— Short problem —
Omit all pictures. Copy the rest of the material exactly.

— Data provided —
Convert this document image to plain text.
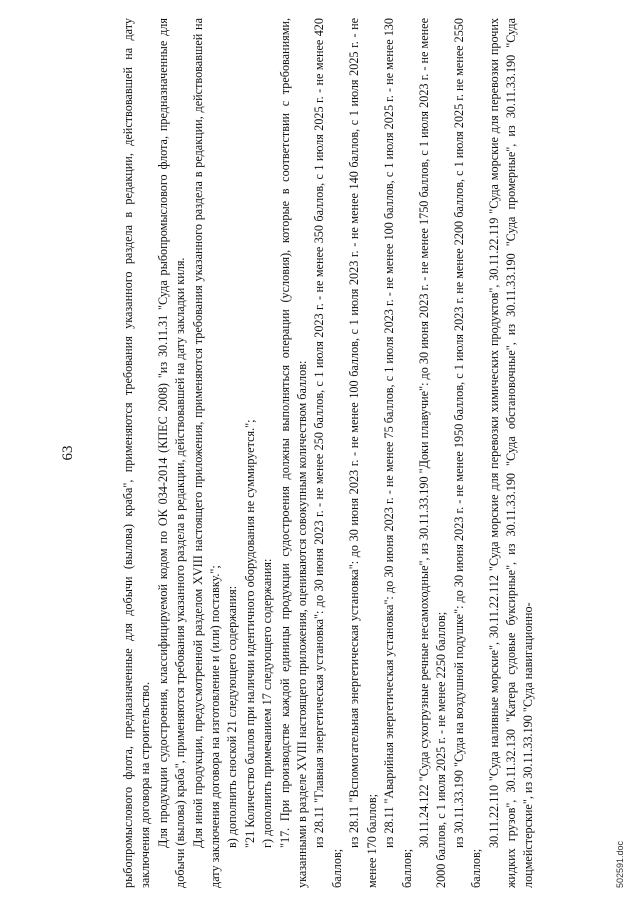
63	рыбопромыслового флота, предназначенные для добычи (вылова) краба", применяются требования указанного раздела в редакции, действовавшей на дату заключения договора на строительство. Для продукции судостроения, классифицируемой кодом по ОК 034-2014 (КПЕС 2008) "из 30.11.31 "Суда рыбопромыслового флота, предназначенные для добычи (вылова) краба", применяются требования указанного раздела в редакции, действовавшей на дату закладки киля. Для иной продукции, предусмотренной разделом XVIII настоящего приложения, применяются требования указанного раздела в редакции, действовавшей на дату заключения договора на изготовление и (или) поставку."; в) дополнить сноской 21 следующего содержания: "21 Количество баллов при наличии идентичного оборудования не суммируется."; г) дополнить примечанием 17 следующего содержания: "17. При производстве каждой единицы продукции судостроения должны выполняться операции (условия), которые в соответствии с требованиями, указанными в разделе XVIII настоящего приложения, оцениваются совокупным количеством баллов: из 28.11 "Главная энергетическая установка": до 30 июня 2023 г. - не менее 250 баллов, с 1 июля 2023 г. - не менее 350 баллов, с 1 июля 2025 г. - не менее 420 баллов;

из 28.11 "Вспомогательная энергетическая установка": до 30 июня 2023 г. - не менее 100 баллов, с 1 июля 2023 г. - не менее 140 баллов, с 1 июля 2025 г. - не менее 170 баллов; из 28.11 "Аварийная энергетическая установка": до 30 июня 2023 г. - не менее 75 баллов, с 1 июля 2023 г. - не менее 100 баллов, с 1 июля 2025 г. - не менее 130 баллов;

30.11.24.122 "Суда сухогрузные речные несамоходные", из 30.11.33.190 "Доки плавучие": до 30 июня 2023 г. - не менее 1750 баллов, с 1 июля 2023 г. - не менее 2000 баллов, с 1 июля 2025 г. - не менее 2250 баллов; из 30.11.33.190 "Суда на воздушной подушке": до 30 июня 2023 г. - не менее 1950 баллов, с 1 июля 2023 г. не менее 2200 баллов, с 1 июля 2025 г. не менее 2550 баллов;

30.11.22.110 "Суда наливные морские", 30.11.22.112 "Суда морские для перевозки химических продуктов", 30.11.22.119 "Суда морские для перевозки прочих жидких грузов", 30.11.32.130 "Катера судовые буксирные", из 30.11.33.190 "Суда обстановочные", из 30.11.33.190 "Суда промерные", из 30.11.33.190 "Суда лоцмейстерские", из 30.11.33.190 "Суда навигационно-	502591.doc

— Worked answer —
Convert this document image to plain text.
63	рыбопромыслового флота, предназначенные для добычи (вылова) краба", применяются требования указанного раздела в редакции, действовавшей на дату заключения договора на строительство. Для продукции судостроения, классифицируемой кодом по ОК 034-2014 (КПЕС 2008) "из 30.11.31 "Суда рыбопромыслового флота, предназначенные для добычи (вылова) краба", применяются требования указанного раздела в редакции, действовавшей на дату закладки киля. Для иной продукции, предусмотренной разделом XVIII настоящего приложения, применяются требования указанного раздела в редакции, действовавшей на дату заключения договора на изготовление и (или) поставку."; в) дополнить сноской 21 следующего содержания: "21 Количество баллов при наличии идентичного оборудования не суммируется."; г) дополнить примечанием 17 следующего содержания: "17. При производстве каждой единицы продукции судостроения должны выполняться операции (условия), которые в соответствии с требованиями, указанными в разделе XVIII настоящего приложения, оцениваются совокупным количеством баллов: из 28.11 "Главная энергетическая установка": до 30 июня 2023 г. - не менее 250 баллов, с 1 июля 2023 г. - не менее 350 баллов, с 1 июля 2025 г. - не менее 420 баллов;

из 28.11 "Вспомогательная энергетическая установка": до 30 июня 2023 г. - не менее 100 баллов, с 1 июля 2023 г. - не менее 140 баллов, с 1 июля 2025 г. - не менее 170 баллов; из 28.11 "Аварийная энергетическая установка": до 30 июня 2023 г. - не менее 75 баллов, с 1 июля 2023 г. - не менее 100 баллов, с 1 июля 2025 г. - не менее 130 баллов;

30.11.24.122 "Суда сухогрузные речные несамоходные", из 30.11.33.190 "Доки плавучие": до 30 июня 2023 г. - не менее 1750 баллов, с 1 июля 2023 г. - не менее 2000 баллов, с 1 июля 2025 г. - не менее 2250 баллов; из 30.11.33.190 "Суда на воздушной подушке": до 30 июня 2023 г. - не менее 1950 баллов, с 1 июля 2023 г. не менее 2200 баллов, с 1 июля 2025 г. не менее 2550 баллов;

30.11.22.110 "Суда наливные морские", 30.11.22.112 "Суда морские для перевозки химических продуктов", 30.11.22.119 "Суда морские для перевозки прочих жидких грузов", 30.11.32.130 "Катера судовые буксирные", из 30.11.33.190 "Суда обстановочные", из 30.11.33.190 "Суда промерные", из 30.11.33.190 "Суда лоцмейстерские", из 30.11.33.190 "Суда навигационно-	502591.doc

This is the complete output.